_SET EXERCISE_
All the records that follow need to be reproduced exactly. Omit the images.

Dataset items:
===

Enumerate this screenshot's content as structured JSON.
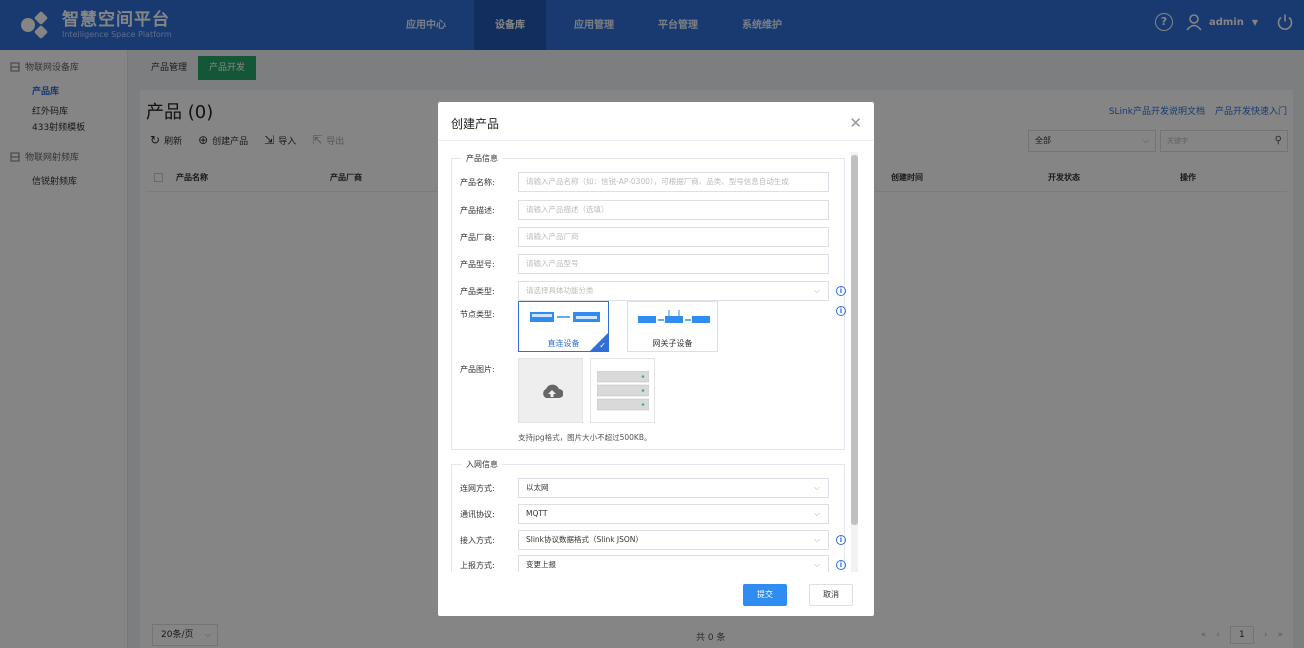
{
  "brand": {
    "title": "智慧空间平台",
    "subtitle": "Intelligence Space Platform"
  },
  "topnav": {
    "items": [
      "应用中心",
      "设备库",
      "应用管理",
      "平台管理",
      "系统维护"
    ],
    "active": "设备库"
  },
  "user": {
    "name": "admin",
    "help_icon": "question-circle-icon",
    "user_icon": "user-icon",
    "power_icon": "power-icon"
  },
  "sidebar": {
    "group1": "物联网设备库",
    "items1": [
      "产品库",
      "红外码库",
      "433射频模板"
    ],
    "group2": "物联网射频库",
    "items2": [
      "信锐射频库"
    ]
  },
  "subtabs": [
    "产品管理",
    "产品开发"
  ],
  "page": {
    "title": "产品 (0)",
    "doc_link1": "SLink产品开发说明文档",
    "doc_link2": "产品开发快速入门"
  },
  "toolbar": {
    "refresh": "刷新",
    "create": "创建产品",
    "import": "导入",
    "export": "导出"
  },
  "filter": {
    "value": "全部",
    "search_placeholder": "关键字"
  },
  "table": {
    "columns": [
      "产品名称",
      "产品厂商",
      "创建时间",
      "开发状态",
      "操作"
    ]
  },
  "footer": {
    "page_size": "20条/页",
    "total": "共 0 条",
    "page": "1"
  },
  "dialog": {
    "title": "创建产品",
    "section1": "产品信息",
    "fields": {
      "name_label": "产品名称:",
      "name_placeholder": "请输入产品名称（如：信锐-AP-0300），可根据厂商、品类、型号信息自动生成",
      "desc_label": "产品描述:",
      "desc_placeholder": "请输入产品描述（选填）",
      "vendor_label": "产品厂商:",
      "vendor_placeholder": "请输入产品厂商",
      "model_label": "产品型号:",
      "model_placeholder": "请输入产品型号",
      "type_label": "产品类型:",
      "type_placeholder": "请选择具体功能分类",
      "node_label": "节点类型:",
      "node_option1": "直连设备",
      "node_option2": "网关子设备",
      "image_label": "产品图片:",
      "image_hint": "支持jpg格式，图片大小不超过500KB。"
    },
    "section2": "入网信息",
    "network": {
      "conn_label": "连网方式:",
      "conn_value": "以太网",
      "proto_label": "通讯协议:",
      "proto_value": "MQTT",
      "access_label": "接入方式:",
      "access_value": "Slink协议数据格式（Slink JSON）",
      "report_label": "上报方式:",
      "report_value": "变更上报"
    },
    "submit": "提交",
    "cancel": "取消"
  },
  "colors": {
    "primary": "#2f6fd6",
    "accent_green": "#26a86a",
    "submit_blue": "#2f8cf0"
  }
}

===

_OUTPUT BELOW_
Enumerate this screenshot's content as structured JSON.
{
  "brand": {
    "title": "智慧空间平台",
    "subtitle": "Intelligence Space Platform"
  },
  "topnav": {
    "items": [
      "应用中心",
      "设备库",
      "应用管理",
      "平台管理",
      "系统维护"
    ],
    "active": "设备库"
  },
  "user": {
    "name": "admin",
    "help_icon": "question-circle-icon",
    "user_icon": "user-icon",
    "power_icon": "power-icon"
  },
  "sidebar": {
    "group1": "物联网设备库",
    "items1": [
      "产品库",
      "红外码库",
      "433射频模板"
    ],
    "group2": "物联网射频库",
    "items2": [
      "信锐射频库"
    ]
  },
  "subtabs": [
    "产品管理",
    "产品开发"
  ],
  "page": {
    "title": "产品 (0)",
    "doc_link1": "SLink产品开发说明文档",
    "doc_link2": "产品开发快速入门"
  },
  "toolbar": {
    "refresh": "刷新",
    "create": "创建产品",
    "import": "导入",
    "export": "导出"
  },
  "filter": {
    "value": "全部",
    "search_placeholder": "关键字"
  },
  "table": {
    "columns": [
      "产品名称",
      "产品厂商",
      "创建时间",
      "开发状态",
      "操作"
    ]
  },
  "footer": {
    "page_size": "20条/页",
    "total": "共 0 条",
    "page": "1"
  },
  "dialog": {
    "title": "创建产品",
    "section1": "产品信息",
    "fields": {
      "name_label": "产品名称:",
      "name_placeholder": "请输入产品名称（如：信锐-AP-0300），可根据厂商、品类、型号信息自动生成",
      "desc_label": "产品描述:",
      "desc_placeholder": "请输入产品描述（选填）",
      "vendor_label": "产品厂商:",
      "vendor_placeholder": "请输入产品厂商",
      "model_label": "产品型号:",
      "model_placeholder": "请输入产品型号",
      "type_label": "产品类型:",
      "type_placeholder": "请选择具体功能分类",
      "node_label": "节点类型:",
      "node_option1": "直连设备",
      "node_option2": "网关子设备",
      "image_label": "产品图片:",
      "image_hint": "支持jpg格式，图片大小不超过500KB。"
    },
    "section2": "入网信息",
    "network": {
      "conn_label": "连网方式:",
      "conn_value": "以太网",
      "proto_label": "通讯协议:",
      "proto_value": "MQTT",
      "access_label": "接入方式:",
      "access_value": "Slink协议数据格式（Slink JSON）",
      "report_label": "上报方式:",
      "report_value": "变更上报"
    },
    "submit": "提交",
    "cancel": "取消"
  },
  "colors": {
    "primary": "#2f6fd6",
    "accent_green": "#26a86a",
    "submit_blue": "#2f8cf0"
  }
}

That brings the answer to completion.